**Source information**
####################
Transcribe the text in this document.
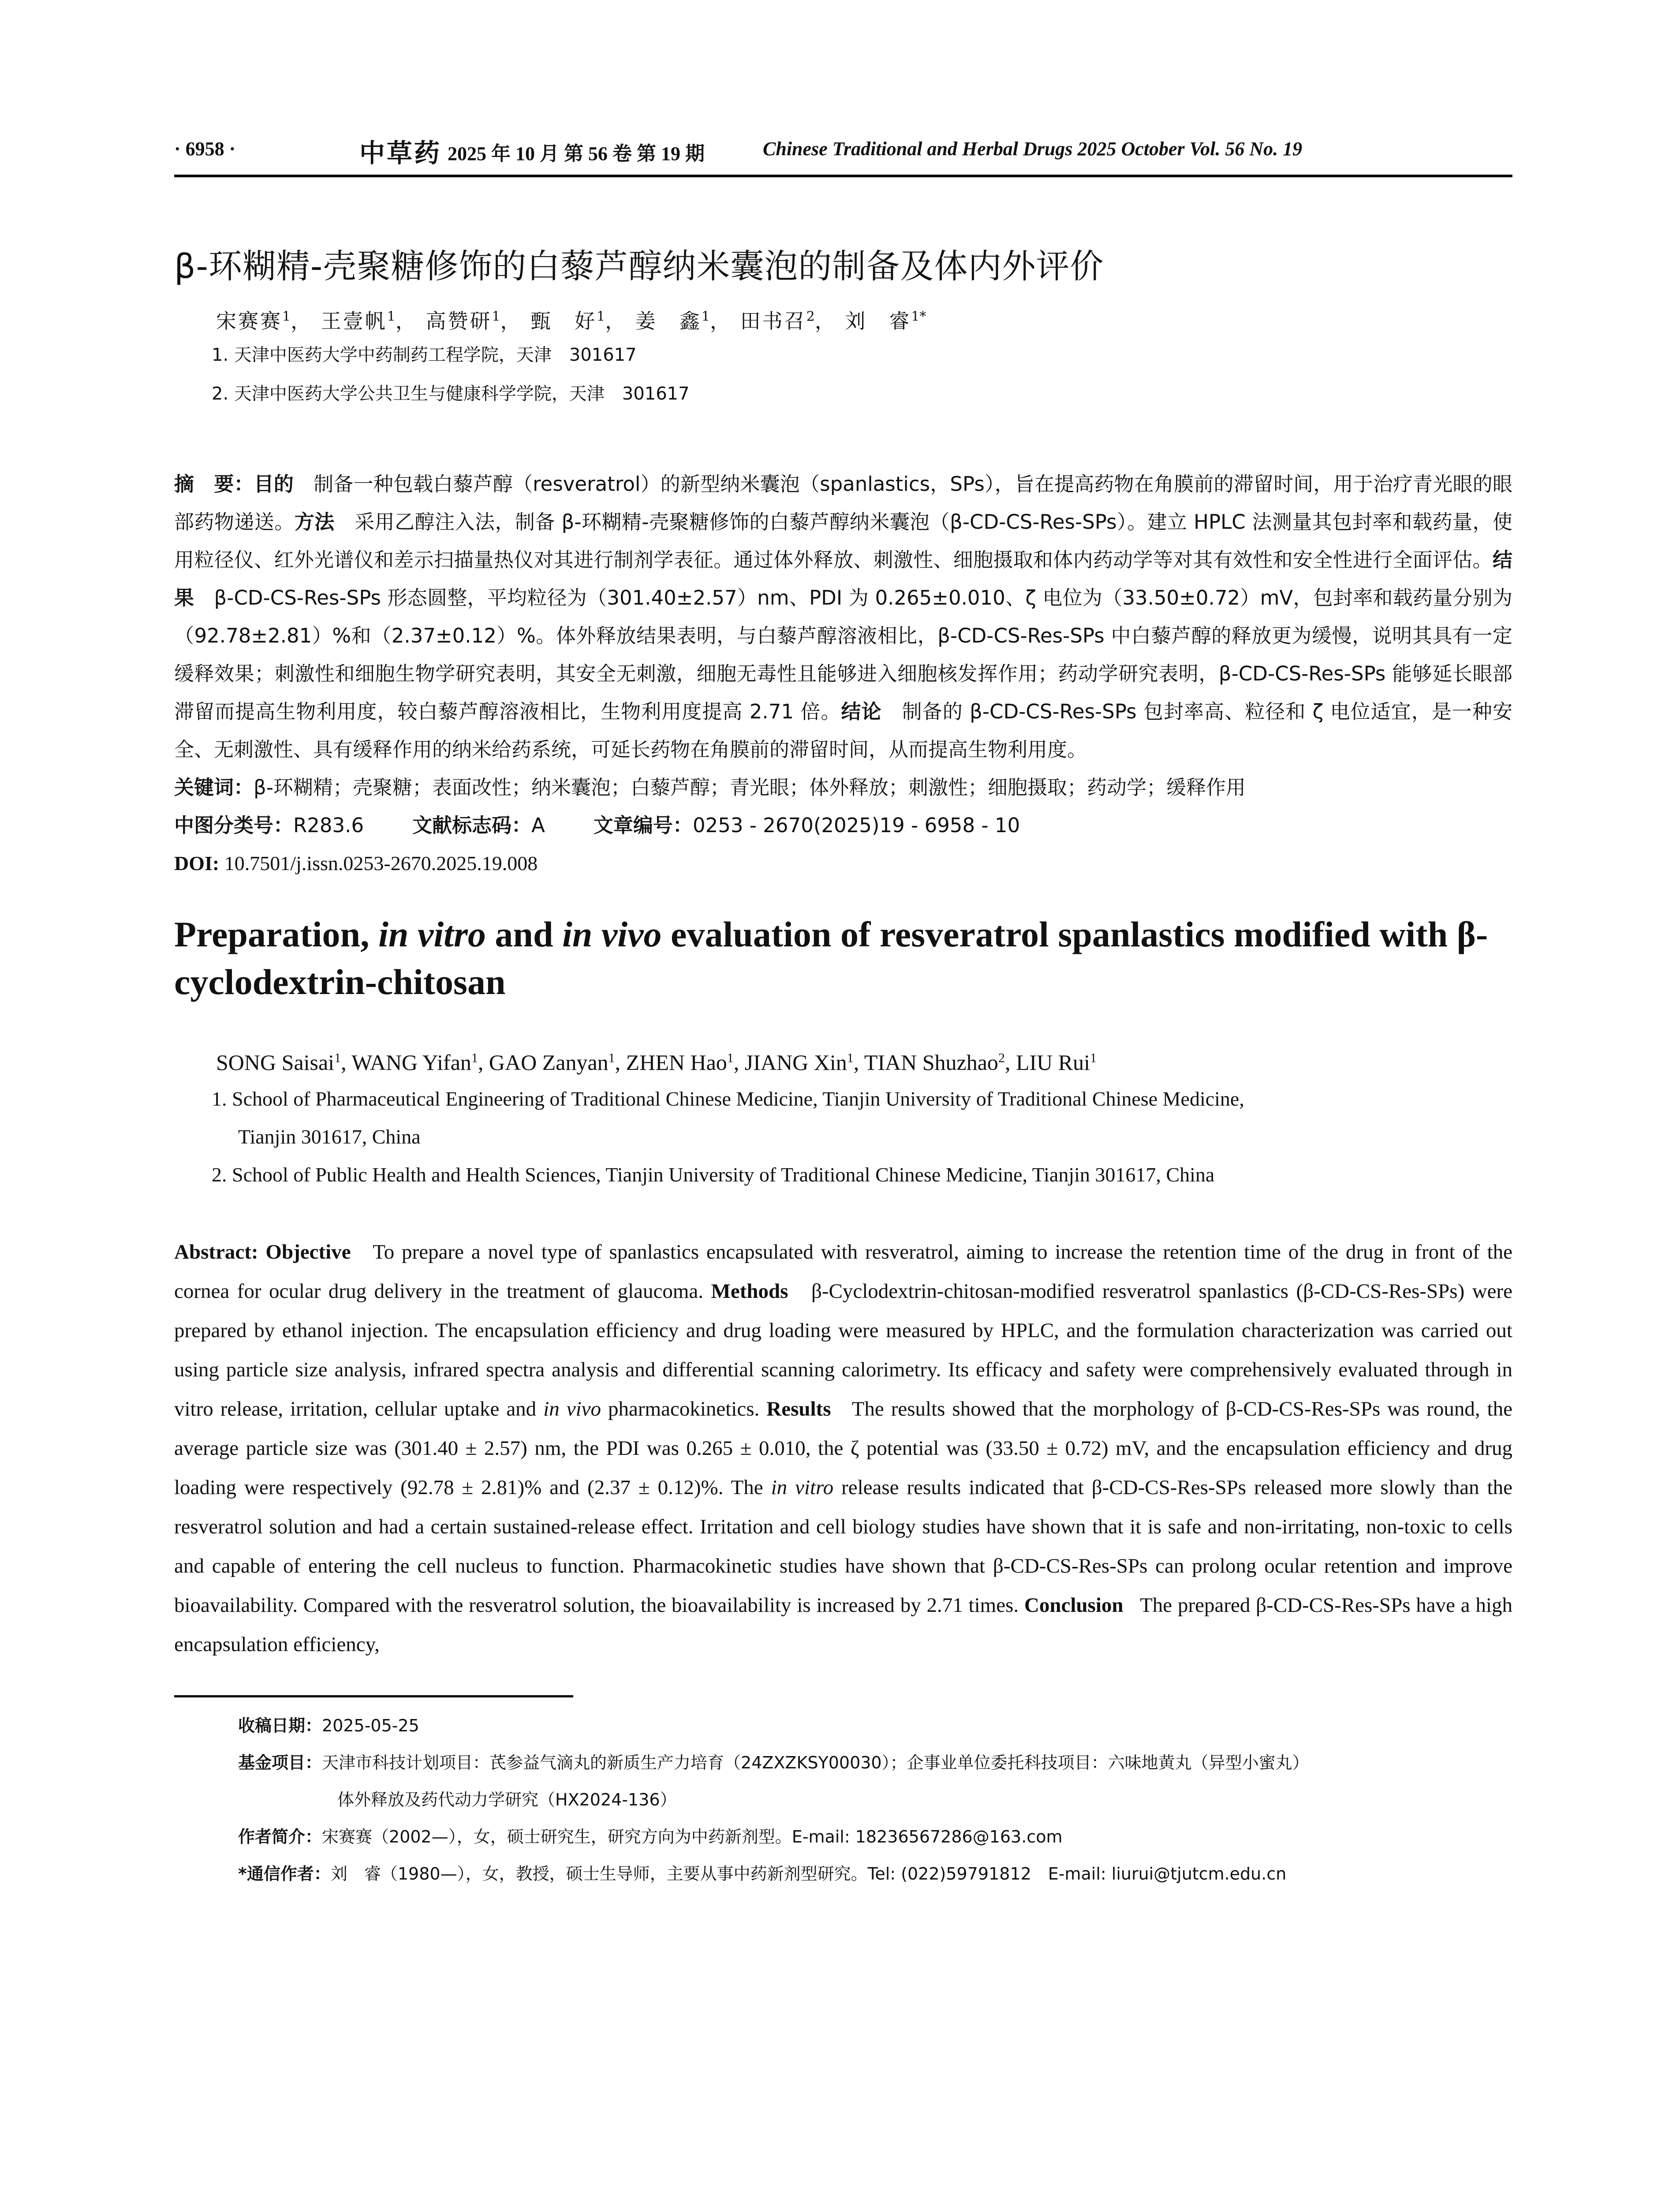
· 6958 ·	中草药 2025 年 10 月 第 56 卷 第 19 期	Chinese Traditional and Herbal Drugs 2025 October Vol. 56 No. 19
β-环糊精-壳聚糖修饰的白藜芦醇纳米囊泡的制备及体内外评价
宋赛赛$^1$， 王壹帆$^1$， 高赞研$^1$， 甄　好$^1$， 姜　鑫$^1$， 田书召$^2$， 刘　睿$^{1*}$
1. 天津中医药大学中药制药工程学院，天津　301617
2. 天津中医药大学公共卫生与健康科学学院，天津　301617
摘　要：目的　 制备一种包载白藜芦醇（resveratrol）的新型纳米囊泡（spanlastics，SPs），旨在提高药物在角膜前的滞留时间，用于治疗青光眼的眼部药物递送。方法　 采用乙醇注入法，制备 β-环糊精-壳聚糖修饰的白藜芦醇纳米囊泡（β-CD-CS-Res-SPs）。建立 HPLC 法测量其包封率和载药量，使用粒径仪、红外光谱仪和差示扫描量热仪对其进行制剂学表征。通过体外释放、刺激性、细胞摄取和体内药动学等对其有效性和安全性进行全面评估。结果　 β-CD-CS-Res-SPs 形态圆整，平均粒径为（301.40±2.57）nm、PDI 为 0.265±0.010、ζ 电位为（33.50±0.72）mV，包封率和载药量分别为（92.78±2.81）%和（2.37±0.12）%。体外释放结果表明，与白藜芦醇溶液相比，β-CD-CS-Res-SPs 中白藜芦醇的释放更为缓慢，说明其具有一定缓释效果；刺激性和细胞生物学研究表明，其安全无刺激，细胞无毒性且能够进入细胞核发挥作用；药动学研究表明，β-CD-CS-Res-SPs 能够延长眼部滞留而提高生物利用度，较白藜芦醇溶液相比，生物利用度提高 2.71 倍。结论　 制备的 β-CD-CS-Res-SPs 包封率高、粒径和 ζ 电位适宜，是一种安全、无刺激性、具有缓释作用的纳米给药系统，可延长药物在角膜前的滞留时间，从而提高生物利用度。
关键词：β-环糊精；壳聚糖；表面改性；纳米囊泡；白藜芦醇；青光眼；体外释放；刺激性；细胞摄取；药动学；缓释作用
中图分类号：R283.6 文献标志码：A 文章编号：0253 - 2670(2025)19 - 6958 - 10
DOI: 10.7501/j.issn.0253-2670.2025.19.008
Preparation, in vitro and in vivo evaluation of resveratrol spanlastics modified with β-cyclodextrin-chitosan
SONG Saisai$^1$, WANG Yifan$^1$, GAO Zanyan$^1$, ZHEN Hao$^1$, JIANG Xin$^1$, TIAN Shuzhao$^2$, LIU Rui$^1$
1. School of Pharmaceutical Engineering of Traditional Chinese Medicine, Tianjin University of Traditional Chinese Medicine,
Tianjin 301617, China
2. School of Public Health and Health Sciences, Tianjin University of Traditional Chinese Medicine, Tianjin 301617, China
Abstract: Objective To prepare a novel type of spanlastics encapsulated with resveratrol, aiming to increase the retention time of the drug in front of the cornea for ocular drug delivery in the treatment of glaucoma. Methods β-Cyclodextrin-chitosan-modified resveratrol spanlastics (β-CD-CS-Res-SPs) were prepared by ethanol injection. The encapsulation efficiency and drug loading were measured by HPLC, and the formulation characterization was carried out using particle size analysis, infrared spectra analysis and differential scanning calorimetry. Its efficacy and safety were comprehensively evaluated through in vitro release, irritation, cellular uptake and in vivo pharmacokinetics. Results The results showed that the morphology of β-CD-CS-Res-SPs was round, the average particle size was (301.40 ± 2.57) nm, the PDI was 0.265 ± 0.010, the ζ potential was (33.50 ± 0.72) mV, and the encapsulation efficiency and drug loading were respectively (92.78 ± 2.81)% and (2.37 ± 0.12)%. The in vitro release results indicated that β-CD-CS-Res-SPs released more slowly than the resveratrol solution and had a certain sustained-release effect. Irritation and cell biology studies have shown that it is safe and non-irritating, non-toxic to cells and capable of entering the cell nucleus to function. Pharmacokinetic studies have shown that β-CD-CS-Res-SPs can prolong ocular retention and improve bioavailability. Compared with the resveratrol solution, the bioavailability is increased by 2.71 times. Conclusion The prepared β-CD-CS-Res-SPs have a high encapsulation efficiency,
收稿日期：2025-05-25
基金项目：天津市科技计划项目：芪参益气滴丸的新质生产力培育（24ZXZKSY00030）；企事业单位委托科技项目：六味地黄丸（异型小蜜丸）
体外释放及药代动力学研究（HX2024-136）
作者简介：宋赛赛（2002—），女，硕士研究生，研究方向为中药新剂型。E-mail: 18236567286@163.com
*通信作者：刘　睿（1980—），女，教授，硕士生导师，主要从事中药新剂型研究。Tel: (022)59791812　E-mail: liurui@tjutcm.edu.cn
####################
**What this task involves**
Scan the material above and copy every line that holds the string "University".

**Output below**
1. School of Pharmaceutical Engineering of Traditional Chinese Medicine, Tianjin University of Traditional Chinese Medicine,
2. School of Public Health and Health Sciences, Tianjin University of Traditional Chinese Medicine, Tianjin 301617, China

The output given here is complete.